**Directions**
Locate the line containing "Transcribe the text in this document." in the material below. Copy that line and all following lines through the end exactly, omitting any pictures.

Extracted data entries:
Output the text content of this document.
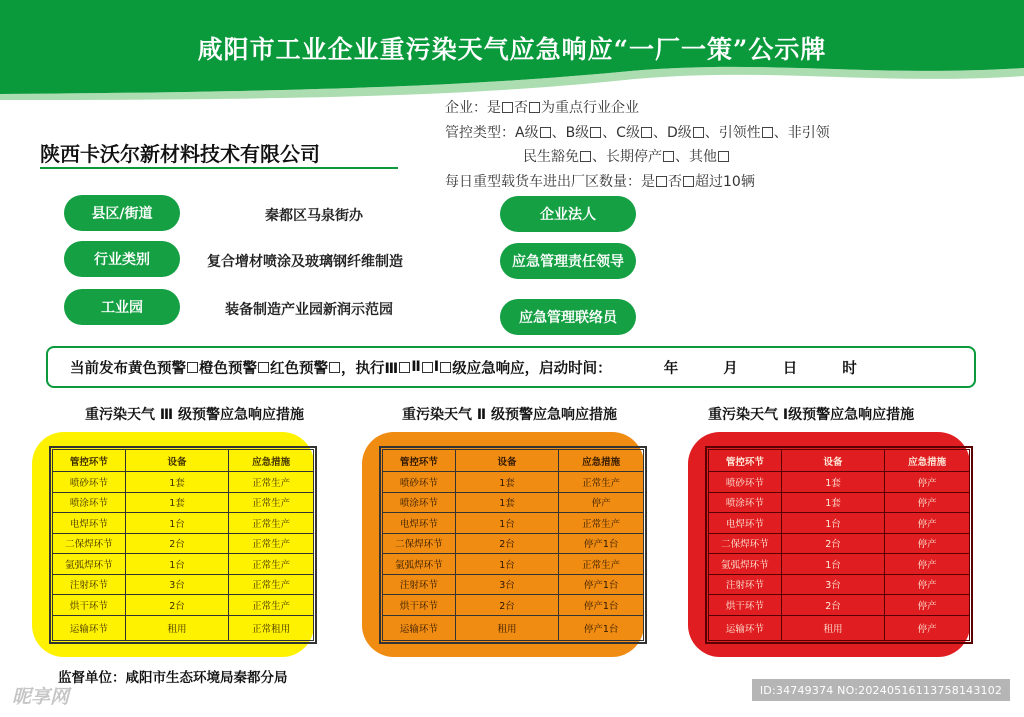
咸阳市工业企业重污染天气应急响应“一厂一策”公示牌
企业：是 否 为重点行业企业
管控类型：A级 、B级 、C级 、D级 、引领性 、非引领
民生豁免 、长期停产 、其他
每日重型载货车进出厂区数量：是 否 超过10辆
陕西卡沃尔新材料技术有限公司
县区/街道	秦都区马泉街办
行业类别	复合增材喷涂及玻璃钢纤维制造
工业园	装备制造产业园新润示范园
企业法人
应急管理责任领导
应急管理联络员
当前发布黄色预警 橙色预警 红色预警 ，执行Ⅲ Ⅱ Ⅰ 级应急响应，启动时间：	年	月	日	时
重污染天气 Ⅲ 级预警应急响应措施	重污染天气 Ⅱ 级预警应急响应措施	重污染天气 Ⅰ级预警应急响应措施
管控环节	设备	应急措施
喷砂环节	1套	正常生产
喷涂环节	1套	正常生产
电焊环节	1台	正常生产
二保焊环节	2台	正常生产
氩弧焊环节	1台	正常生产
注射环节	3台	正常生产
烘干环节	2台	正常生产
运输环节	租用	正常租用
管控环节	设备	应急措施
喷砂环节	1套	正常生产
喷涂环节	1套	停产
电焊环节	1台	正常生产
二保焊环节	2台	停产1台
氩弧焊环节	1台	正常生产
注射环节	3台	停产1台
烘干环节	2台	停产1台
运输环节	租用	停产1台
管控环节	设备	应急措施
喷砂环节	1套	停产
喷涂环节	1套	停产
电焊环节	1台	停产
二保焊环节	2台	停产
氩弧焊环节	1台	停产
注射环节	3台	停产
烘干环节	2台	停产
运输环节	租用	停产
监督单位：咸阳市生态环境局秦都分局
昵享网	ID:34749374 NO:20240516113758143102
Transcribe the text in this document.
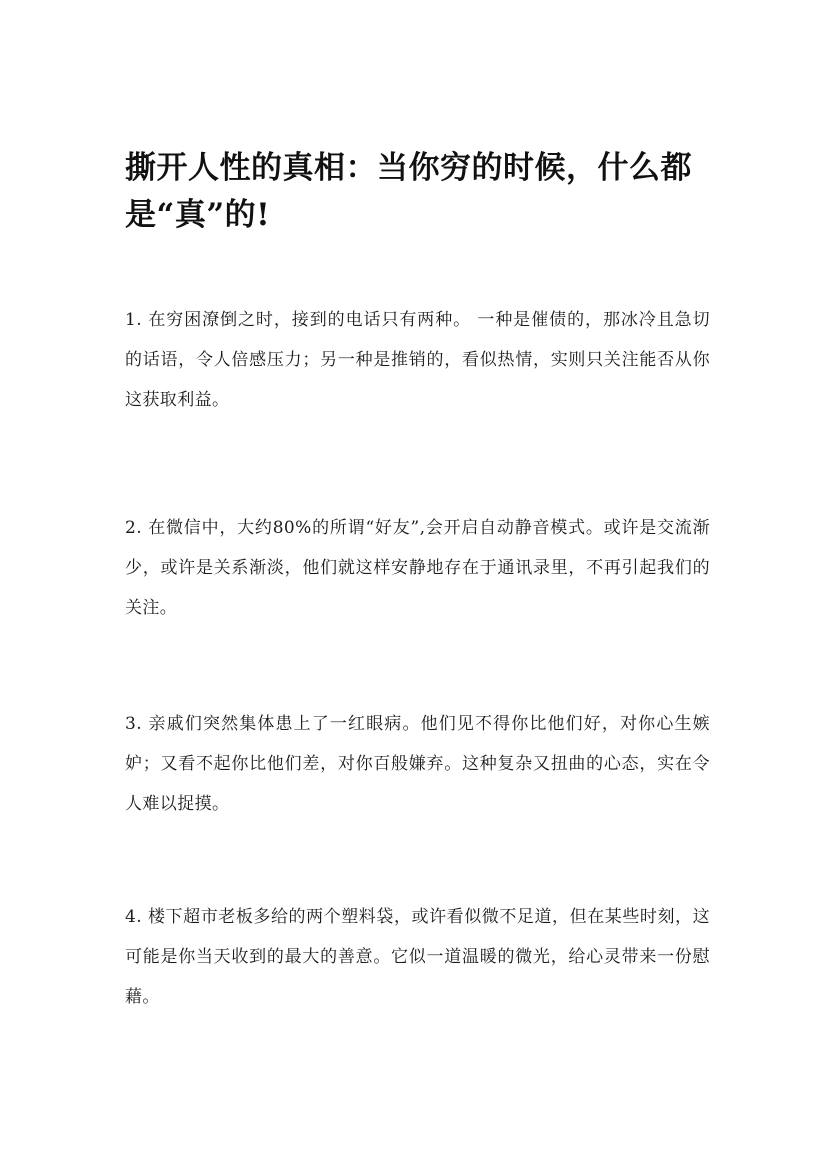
撕开人性的真相：当你穷的时候，什么都是“真”的!

1. 在穷困潦倒之时，接到的电话只有两种。 一种是催债的，那冰冷且急切的话语，令人倍感压力；另一种是推销的，看似热情，实则只关注能否从你这获取利益。

2. 在微信中，大约80%的所谓“好友”,会开启自动静音模式。或许是交流渐少，或许是关系渐淡，他们就这样安静地存在于通讯录里，不再引起我们的关注。

3. 亲戚们突然集体患上了一红眼病。他们见不得你比他们好，对你心生嫉妒；又看不起你比他们差，对你百般嫌弃。这种复杂又扭曲的心态，实在令人难以捉摸。

4. 楼下超市老板多给的两个塑料袋，或许看似微不足道，但在某些时刻，这可能是你当天收到的最大的善意。它似一道温暖的微光，给心灵带来一份慰藉。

**Correct output**
Transcribe the text in this document.
撕开人性的真相：当你穷的时候，什么都是“真”的!

1. 在穷困潦倒之时，接到的电话只有两种。 一种是催债的，那冰冷且急切的话语，令人倍感压力；另一种是推销的，看似热情，实则只关注能否从你这获取利益。

2. 在微信中，大约80%的所谓“好友”,会开启自动静音模式。或许是交流渐少，或许是关系渐淡，他们就这样安静地存在于通讯录里，不再引起我们的关注。

3. 亲戚们突然集体患上了一红眼病。他们见不得你比他们好，对你心生嫉妒；又看不起你比他们差，对你百般嫌弃。这种复杂又扭曲的心态，实在令人难以捉摸。

4. 楼下超市老板多给的两个塑料袋，或许看似微不足道，但在某些时刻，这可能是你当天收到的最大的善意。它似一道温暖的微光，给心灵带来一份慰藉。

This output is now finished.